--- Stated goal ---
Retype the listing below exactly as it stands, line for line, omitting any pictures.

☆ ☆ ☆ ☆ ☆ ☆ ☆

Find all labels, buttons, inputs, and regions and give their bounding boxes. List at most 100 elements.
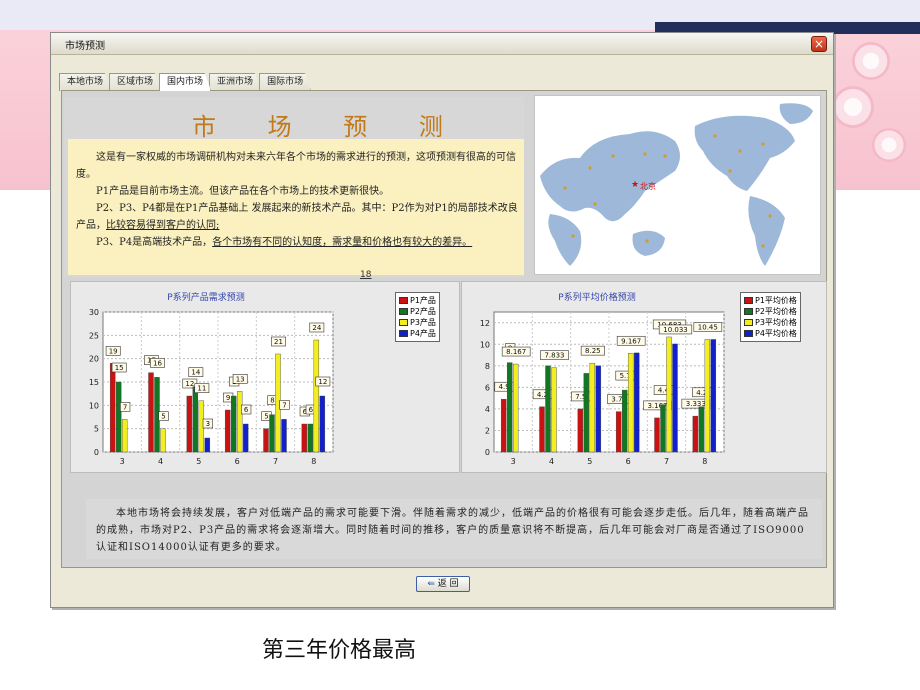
demand-chart-y-tick-label: 5 — [94, 425, 99, 434]
price-chart-panel: P系列平均价格预测 02468101234.988.16744.27.83357… — [461, 281, 827, 473]
legend-item-p3: P3产品 — [399, 317, 436, 328]
close-button[interactable]: × — [811, 36, 827, 52]
price-chart-bar-p3 — [704, 339, 711, 453]
demand-chart-data-label: 9 — [226, 394, 230, 402]
forecast-summary: 本地市场将会持续发展，客户对低端产品的需求可能要下滑。伴随着需求的减少，低端产品… — [86, 499, 822, 559]
demand-chart-data-label: 24 — [312, 324, 321, 332]
price-chart-x-tick-label: 7 — [664, 457, 669, 466]
demand-chart-y-tick-label: 0 — [94, 448, 99, 457]
price-chart-x-tick-label: 4 — [549, 457, 554, 466]
demand-chart-bar-p1 — [186, 395, 193, 453]
demand-chart-bar-p3 — [121, 419, 128, 453]
demand-chart-data-label: 21 — [274, 338, 283, 346]
price-chart-y-tick-label: 12 — [480, 319, 490, 328]
legend-label: P4产品 — [410, 329, 436, 338]
demand-chart-svg: 0510152025303191574171655121411369113675… — [89, 308, 334, 466]
demand-chart-data-label: 13 — [236, 375, 245, 383]
price-chart-bar-p3 — [589, 362, 596, 453]
price-chart-data-label: 8.25 — [585, 347, 601, 355]
page-heading: 市 场 预 测 — [192, 113, 465, 141]
world-map: ★ 北京 — [534, 95, 821, 275]
price-chart-bar-p2 — [583, 373, 590, 453]
demand-chart-data-label: 15 — [115, 364, 124, 372]
intro-paragraph: 这是有一家权威的市场调研机构对未来六年各个市场的需求进行的预测，这项预测有很高的… — [76, 152, 516, 180]
demand-chart-y-tick-label: 20 — [89, 355, 99, 364]
intro-text: P3、P4是高端技术产品， — [96, 237, 213, 248]
price-chart-bar-p2 — [698, 406, 705, 453]
window-titlebar[interactable]: 市场预测 × — [51, 33, 833, 55]
price-chart-data-label: 10.033 — [663, 326, 688, 334]
price-chart-bar-p3 — [551, 367, 557, 453]
intro-section: 市 场 预 测 这是有一家权威的市场调研机构对未来六年各个市场的需求进行的预测，… — [64, 97, 524, 280]
demand-chart-data-label: 14 — [191, 369, 200, 377]
tab-local-market[interactable]: 本地市场 — [59, 73, 112, 91]
demand-chart-y-tick-label: 25 — [89, 331, 99, 340]
price-chart-bar-p4 — [595, 365, 602, 453]
demand-chart-data-label: 16 — [153, 359, 162, 367]
demand-chart-data-label: 3 — [206, 420, 210, 428]
legend-swatch-p4 — [399, 330, 408, 337]
legend-swatch-p3 — [744, 319, 753, 326]
demand-chart-bar-p1 — [148, 372, 154, 453]
demand-chart-data-label: 8 — [270, 397, 274, 405]
return-button-label: 返 回 — [437, 579, 459, 589]
price-chart-bar-p2 — [621, 389, 628, 453]
world-map-graphic — [535, 96, 820, 274]
demand-chart-bar-p1 — [109, 363, 116, 453]
price-chart-legend: P1平均价格 P2平均价格 P3平均价格 P4平均价格 — [740, 292, 801, 342]
flower-decoration — [872, 128, 906, 162]
beijing-star-icon: ★ — [631, 180, 640, 190]
price-chart-bar-p3 — [627, 353, 634, 453]
demand-chart-x-tick-label: 7 — [273, 457, 278, 466]
demand-chart-legend: P1产品 P2产品 P3产品 P4产品 — [395, 292, 440, 342]
legend-label: P3平均价格 — [755, 318, 797, 327]
return-arrow-icon: ⇚ — [427, 579, 435, 589]
market-tabs: 本地市场 区域市场 国内市场 亚洲市场 国际市场 — [59, 73, 312, 91]
price-chart-data-label: 7.833 — [544, 352, 564, 360]
price-chart-bar-p1 — [539, 406, 545, 453]
demand-chart-bar-p3 — [160, 428, 166, 453]
tab-international-market[interactable]: 国际市场 — [259, 73, 312, 91]
forecast-summary-text: 本地市场将会持续发展，客户对低端产品的需求可能要下滑。伴随着需求的减少，低端产品… — [96, 508, 809, 553]
demand-chart-x-tick-label: 4 — [158, 457, 163, 466]
legend-swatch-p1 — [744, 297, 753, 304]
return-button[interactable]: ⇚ 返 回 — [416, 576, 470, 592]
legend-swatch-p2 — [399, 308, 408, 315]
tab-regional-market[interactable]: 区域市场 — [109, 73, 162, 91]
tab-asia-market[interactable]: 亚洲市场 — [209, 73, 262, 91]
demand-chart-bar-p4 — [204, 437, 211, 453]
price-chart-bar-p2 — [545, 365, 551, 453]
tab-domestic-market[interactable]: 国内市场 — [159, 73, 212, 91]
demand-chart-data-label: 7 — [282, 401, 286, 409]
window-title: 市场预测 — [65, 41, 105, 52]
legend-label: P2产品 — [410, 307, 436, 316]
legend-item-p2-price: P2平均价格 — [744, 306, 797, 317]
price-chart-y-tick-label: 2 — [485, 426, 490, 435]
price-chart-bar-p1 — [615, 411, 622, 453]
price-chart-y-tick-label: 4 — [485, 405, 490, 414]
demand-chart-data-label: 5 — [161, 413, 165, 421]
legend-item-p4: P4产品 — [399, 328, 436, 339]
legend-label: P4平均价格 — [755, 329, 797, 338]
demand-chart-y-tick-label: 15 — [89, 378, 99, 387]
demand-chart-bar-p3 — [313, 339, 320, 453]
price-chart-bar-p1 — [692, 415, 699, 453]
demand-chart-data-label: 5 — [264, 413, 268, 421]
demand-chart-bar-p2 — [192, 386, 199, 453]
legend-label: P1平均价格 — [755, 296, 797, 305]
demand-chart-data-label: 11 — [197, 385, 206, 393]
demand-chart-bar-p3 — [236, 391, 243, 453]
price-chart-y-tick-label: 0 — [485, 448, 490, 457]
price-chart-y-tick-label: 8 — [485, 362, 490, 371]
demand-chart-y-tick-label: 10 — [89, 401, 99, 410]
price-chart-bar-p1 — [500, 399, 507, 453]
demand-chart-bar-p1 — [301, 423, 308, 453]
page-number-link[interactable]: 18 — [360, 270, 371, 280]
price-chart-data-label: 8.167 — [506, 348, 526, 356]
price-chart-bar-p3 — [512, 363, 519, 453]
price-chart-bar-p1 — [654, 417, 660, 453]
price-chart-x-tick-label: 6 — [626, 457, 631, 466]
intro-textbox: 这是有一家权威的市场调研机构对未来六年各个市场的需求进行的预测，这项预测有很高的… — [68, 139, 524, 275]
flower-decoration — [852, 42, 890, 80]
price-chart-bar-p2 — [506, 362, 513, 453]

☆ ☆ ☆ ☆ ☆ ☆ ☆

--- Full output ---
Find all labels, buttons, inputs, and regions and give their bounding boxes. List at most 100 elements.
demand-chart-y-tick-label: 5 — [94, 425, 99, 434]
price-chart-panel: P系列平均价格预测 02468101234.988.16744.27.83357… — [461, 281, 827, 473]
legend-item-p3: P3产品 — [399, 317, 436, 328]
close-button[interactable]: × — [811, 36, 827, 52]
price-chart-bar-p3 — [704, 339, 711, 453]
demand-chart-data-label: 9 — [226, 394, 230, 402]
forecast-summary: 本地市场将会持续发展，客户对低端产品的需求可能要下滑。伴随着需求的减少，低端产品… — [86, 499, 822, 559]
demand-chart-data-label: 24 — [312, 324, 321, 332]
price-chart-x-tick-label: 7 — [664, 457, 669, 466]
demand-chart-y-tick-label: 0 — [94, 448, 99, 457]
price-chart-x-tick-label: 4 — [549, 457, 554, 466]
demand-chart-bar-p1 — [186, 395, 193, 453]
demand-chart-bar-p3 — [121, 419, 128, 453]
demand-chart-data-label: 21 — [274, 338, 283, 346]
price-chart-y-tick-label: 12 — [480, 319, 490, 328]
legend-label: P4产品 — [410, 329, 436, 338]
demand-chart-svg: 0510152025303191574171655121411369113675… — [89, 308, 334, 466]
demand-chart-data-label: 13 — [236, 375, 245, 383]
price-chart-bar-p3 — [589, 362, 596, 453]
price-chart-data-label: 8.25 — [585, 347, 601, 355]
page-heading: 市 场 预 测 — [192, 113, 465, 141]
world-map: ★ 北京 — [534, 95, 821, 275]
price-chart-bar-p2 — [583, 373, 590, 453]
demand-chart-data-label: 15 — [115, 364, 124, 372]
intro-paragraph: 这是有一家权威的市场调研机构对未来六年各个市场的需求进行的预测，这项预测有很高的… — [76, 152, 516, 180]
demand-chart-y-tick-label: 20 — [89, 355, 99, 364]
intro-text: P3、P4是高端技术产品， — [96, 237, 213, 248]
price-chart-bar-p2 — [698, 406, 705, 453]
window-titlebar[interactable]: 市场预测 × — [51, 33, 833, 55]
price-chart-data-label: 10.033 — [663, 326, 688, 334]
price-chart-bar-p3 — [551, 367, 557, 453]
intro-section: 市 场 预 测 这是有一家权威的市场调研机构对未来六年各个市场的需求进行的预测，… — [64, 97, 524, 280]
demand-chart-data-label: 14 — [191, 369, 200, 377]
tab-local-market[interactable]: 本地市场 — [59, 73, 112, 91]
demand-chart-y-tick-label: 25 — [89, 331, 99, 340]
price-chart-bar-p4 — [595, 365, 602, 453]
demand-chart-data-label: 16 — [153, 359, 162, 367]
demand-chart-data-label: 3 — [206, 420, 210, 428]
legend-swatch-p4 — [399, 330, 408, 337]
legend-swatch-p3 — [744, 319, 753, 326]
demand-chart-bar-p1 — [148, 372, 154, 453]
demand-chart-data-label: 8 — [270, 397, 274, 405]
return-button-label: 返 回 — [437, 579, 459, 589]
price-chart-bar-p2 — [621, 389, 628, 453]
world-map-graphic — [535, 96, 820, 274]
demand-chart-bar-p1 — [109, 363, 116, 453]
price-chart-legend: P1平均价格 P2平均价格 P3平均价格 P4平均价格 — [740, 292, 801, 342]
flower-decoration — [872, 128, 906, 162]
beijing-star-icon: ★ — [631, 180, 640, 190]
price-chart-bar-p3 — [627, 353, 634, 453]
demand-chart-x-tick-label: 7 — [273, 457, 278, 466]
demand-chart-legend: P1产品 P2产品 P3产品 P4产品 — [395, 292, 440, 342]
legend-label: P3平均价格 — [755, 318, 797, 327]
return-arrow-icon: ⇚ — [427, 579, 435, 589]
market-tabs: 本地市场 区域市场 国内市场 亚洲市场 国际市场 — [59, 73, 312, 91]
price-chart-data-label: 7.833 — [544, 352, 564, 360]
price-chart-bar-p1 — [539, 406, 545, 453]
demand-chart-bar-p3 — [160, 428, 166, 453]
tab-international-market[interactable]: 国际市场 — [259, 73, 312, 91]
forecast-summary-text: 本地市场将会持续发展，客户对低端产品的需求可能要下滑。伴随着需求的减少，低端产品… — [96, 508, 809, 553]
demand-chart-x-tick-label: 4 — [158, 457, 163, 466]
legend-swatch-p1 — [744, 297, 753, 304]
return-button[interactable]: ⇚ 返 回 — [416, 576, 470, 592]
legend-swatch-p2 — [399, 308, 408, 315]
tab-regional-market[interactable]: 区域市场 — [109, 73, 162, 91]
tab-asia-market[interactable]: 亚洲市场 — [209, 73, 262, 91]
demand-chart-bar-p4 — [204, 437, 211, 453]
price-chart-bar-p2 — [545, 365, 551, 453]
tab-domestic-market[interactable]: 国内市场 — [159, 73, 212, 91]
demand-chart-data-label: 7 — [282, 401, 286, 409]
window-title: 市场预测 — [65, 41, 105, 52]
legend-label: P2产品 — [410, 307, 436, 316]
legend-item-p2-price: P2平均价格 — [744, 306, 797, 317]
price-chart-y-tick-label: 2 — [485, 426, 490, 435]
price-chart-bar-p1 — [615, 411, 622, 453]
price-chart-y-tick-label: 4 — [485, 405, 490, 414]
demand-chart-data-label: 5 — [161, 413, 165, 421]
legend-item-p4: P4产品 — [399, 328, 436, 339]
legend-label: P4平均价格 — [755, 329, 797, 338]
demand-chart-y-tick-label: 15 — [89, 378, 99, 387]
demand-chart-bar-p3 — [313, 339, 320, 453]
price-chart-bar-p1 — [692, 415, 699, 453]
demand-chart-data-label: 5 — [264, 413, 268, 421]
demand-chart-bar-p2 — [192, 386, 199, 453]
legend-label: P1平均价格 — [755, 296, 797, 305]
demand-chart-data-label: 11 — [197, 385, 206, 393]
demand-chart-bar-p3 — [236, 391, 243, 453]
price-chart-y-tick-label: 0 — [485, 448, 490, 457]
price-chart-y-tick-label: 8 — [485, 362, 490, 371]
demand-chart-y-tick-label: 10 — [89, 401, 99, 410]
price-chart-bar-p1 — [500, 399, 507, 453]
demand-chart-bar-p1 — [301, 423, 308, 453]
page-number-link[interactable]: 18 — [360, 270, 371, 280]
price-chart-data-label: 8.167 — [506, 348, 526, 356]
price-chart-bar-p3 — [512, 363, 519, 453]
price-chart-bar-p1 — [654, 417, 660, 453]
price-chart-x-tick-label: 6 — [626, 457, 631, 466]
intro-textbox: 这是有一家权威的市场调研机构对未来六年各个市场的需求进行的预测，这项预测有很高的… — [68, 139, 524, 275]
flower-decoration — [852, 42, 890, 80]
price-chart-bar-p2 — [506, 362, 513, 453]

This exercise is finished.